(Saved entries)
★ ★ ★

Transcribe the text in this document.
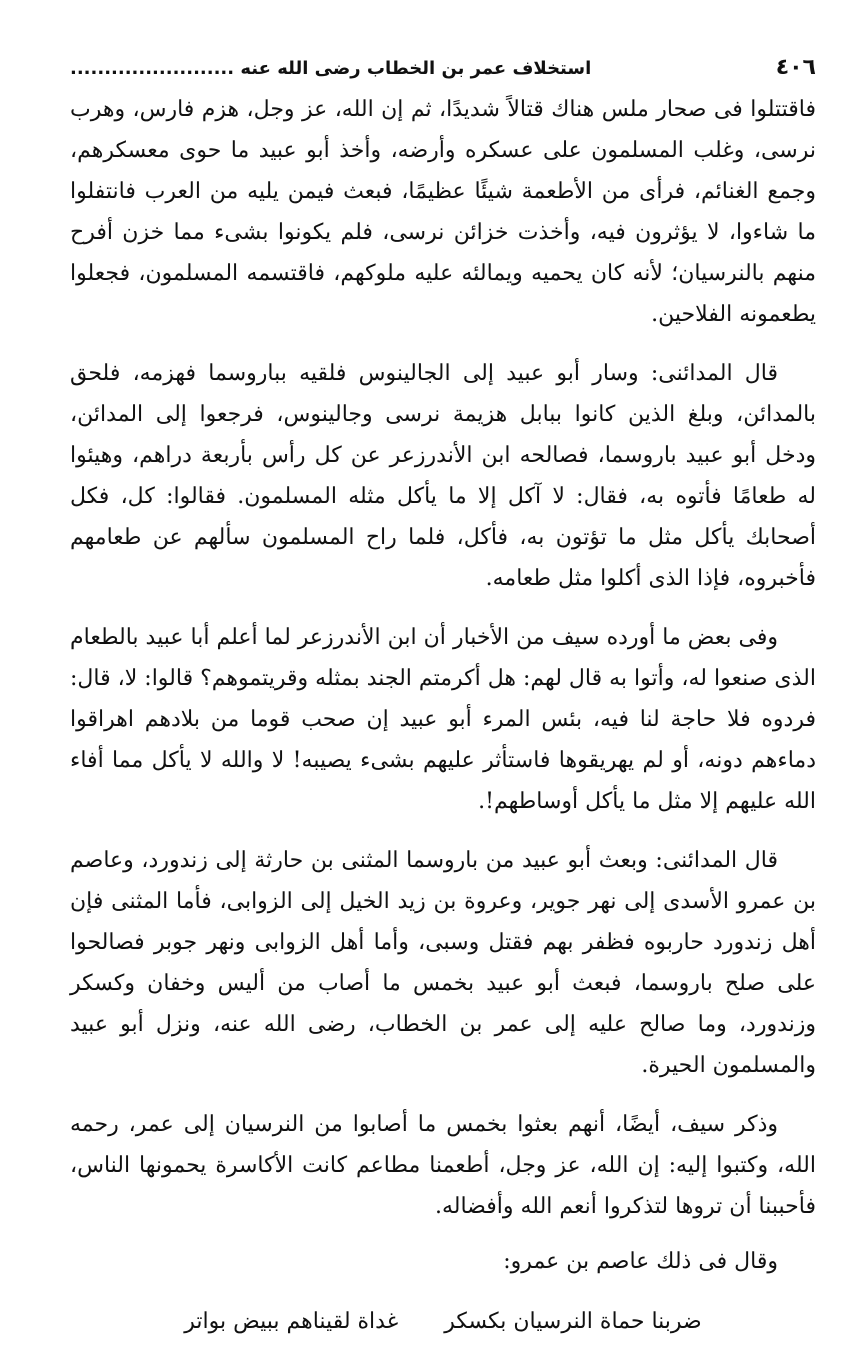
٤٠٦
استخلاف عمر بن الخطاب رضى الله عنه ........................

فاقتتلوا فى صحار ملس هناك قتالاً شديدًا، ثم إن الله، عز وجل، هزم فارس، وهرب نرسى، وغلب المسلمون على عسكره وأرضه، وأخذ أبو عبيد ما حوى معسكرهم، وجمع الغنائم، فرأى من الأطعمة شيئًا عظيمًا، فبعث فيمن يليه من العرب فانتفلوا ما شاءوا، لا يؤثرون فيه، وأخذت خزائن نرسى، فلم يكونوا بشىء مما خزن أفرح منهم بالنرسيان؛ لأنه كان يحميه ويمالئه عليه ملوكهم، فاقتسمه المسلمون، فجعلوا يطعمونه الفلاحين.

قال المدائنى: وسار أبو عبيد إلى الجالينوس فلقيه بباروسما فهزمه، فلحق بالمدائن، وبلغ الذين كانوا ببابل هزيمة نرسى وجالينوس، فرجعوا إلى المدائن، ودخل أبو عبيد باروسما، فصالحه ابن الأندرزعر عن كل رأس بأربعة دراهم، وهيئوا له طعامًا فأتوه به، فقال: لا آكل إلا ما يأكل مثله المسلمون. فقالوا: كل، فكل أصحابك يأكل مثل ما تؤتون به، فأكل، فلما راح المسلمون سألهم عن طعامهم فأخبروه، فإذا الذى أكلوا مثل طعامه.

وفى بعض ما أورده سيف من الأخبار أن ابن الأندرزعر لما أعلم أبا عبيد بالطعام الذى صنعوا له، وأتوا به قال لهم: هل أكرمتم الجند بمثله وقريتموهم؟ قالوا: لا، قال: فردوه فلا حاجة لنا فيه، بئس المرء أبو عبيد إن صحب قوما من بلادهم اهراقوا دماءهم دونه، أو لم يهريقوها فاستأثر عليهم بشىء يصيبه! لا والله لا يأكل مما أفاء الله عليهم إلا مثل ما يأكل أوساطهم!.

قال المدائنى: وبعث أبو عبيد من باروسما المثنى بن حارثة إلى زندورد، وعاصم بن عمرو الأسدى إلى نهر جوير، وعروة بن زيد الخيل إلى الزوابى، فأما المثنى فإن أهل زندورد حاربوه فظفر بهم فقتل وسبى، وأما أهل الزوابى ونهر جوبر فصالحوا على صلح باروسما، فبعث أبو عبيد بخمس ما أصاب من أليس وخفان وكسكر وزندورد، وما صالح عليه إلى عمر بن الخطاب، رضى الله عنه، ونزل أبو عبيد والمسلمون الحيرة.

وذكر سيف، أيضًا، أنهم بعثوا بخمس ما أصابوا من النرسيان إلى عمر، رحمه الله، وكتبوا إليه: إن الله، عز وجل، أطعمنا مطاعم كانت الأكاسرة يحمونها الناس، فأحببنا أن تروها لتذكروا أنعم الله وأفضاله.

وقال فى ذلك عاصم بن عمرو:

ضربنا حماة النرسيان بكسكر
غداة لقيناهم ببيض بواتر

★ ★ ★

Write out the data precisely as given, excluding the pictures.

*TASK RESULT*
Transcribe the text in this document.
٤٠٦
استخلاف عمر بن الخطاب رضى الله عنه ........................

فاقتتلوا فى صحار ملس هناك قتالاً شديدًا، ثم إن الله، عز وجل، هزم فارس، وهرب نرسى، وغلب المسلمون على عسكره وأرضه، وأخذ أبو عبيد ما حوى معسكرهم، وجمع الغنائم، فرأى من الأطعمة شيئًا عظيمًا، فبعث فيمن يليه من العرب فانتفلوا ما شاءوا، لا يؤثرون فيه، وأخذت خزائن نرسى، فلم يكونوا بشىء مما خزن أفرح منهم بالنرسيان؛ لأنه كان يحميه ويمالئه عليه ملوكهم، فاقتسمه المسلمون، فجعلوا يطعمونه الفلاحين.

قال المدائنى: وسار أبو عبيد إلى الجالينوس فلقيه بباروسما فهزمه، فلحق بالمدائن، وبلغ الذين كانوا ببابل هزيمة نرسى وجالينوس، فرجعوا إلى المدائن، ودخل أبو عبيد باروسما، فصالحه ابن الأندرزعر عن كل رأس بأربعة دراهم، وهيئوا له طعامًا فأتوه به، فقال: لا آكل إلا ما يأكل مثله المسلمون. فقالوا: كل، فكل أصحابك يأكل مثل ما تؤتون به، فأكل، فلما راح المسلمون سألهم عن طعامهم فأخبروه، فإذا الذى أكلوا مثل طعامه.

وفى بعض ما أورده سيف من الأخبار أن ابن الأندرزعر لما أعلم أبا عبيد بالطعام الذى صنعوا له، وأتوا به قال لهم: هل أكرمتم الجند بمثله وقريتموهم؟ قالوا: لا، قال: فردوه فلا حاجة لنا فيه، بئس المرء أبو عبيد إن صحب قوما من بلادهم اهراقوا دماءهم دونه، أو لم يهريقوها فاستأثر عليهم بشىء يصيبه! لا والله لا يأكل مما أفاء الله عليهم إلا مثل ما يأكل أوساطهم!.

قال المدائنى: وبعث أبو عبيد من باروسما المثنى بن حارثة إلى زندورد، وعاصم بن عمرو الأسدى إلى نهر جوير، وعروة بن زيد الخيل إلى الزوابى، فأما المثنى فإن أهل زندورد حاربوه فظفر بهم فقتل وسبى، وأما أهل الزوابى ونهر جوبر فصالحوا على صلح باروسما، فبعث أبو عبيد بخمس ما أصاب من أليس وخفان وكسكر وزندورد، وما صالح عليه إلى عمر بن الخطاب، رضى الله عنه، ونزل أبو عبيد والمسلمون الحيرة.

وذكر سيف، أيضًا، أنهم بعثوا بخمس ما أصابوا من النرسيان إلى عمر، رحمه الله، وكتبوا إليه: إن الله، عز وجل، أطعمنا مطاعم كانت الأكاسرة يحمونها الناس، فأحببنا أن تروها لتذكروا أنعم الله وأفضاله.

وقال فى ذلك عاصم بن عمرو:

ضربنا حماة النرسيان بكسكر
غداة لقيناهم ببيض بواتر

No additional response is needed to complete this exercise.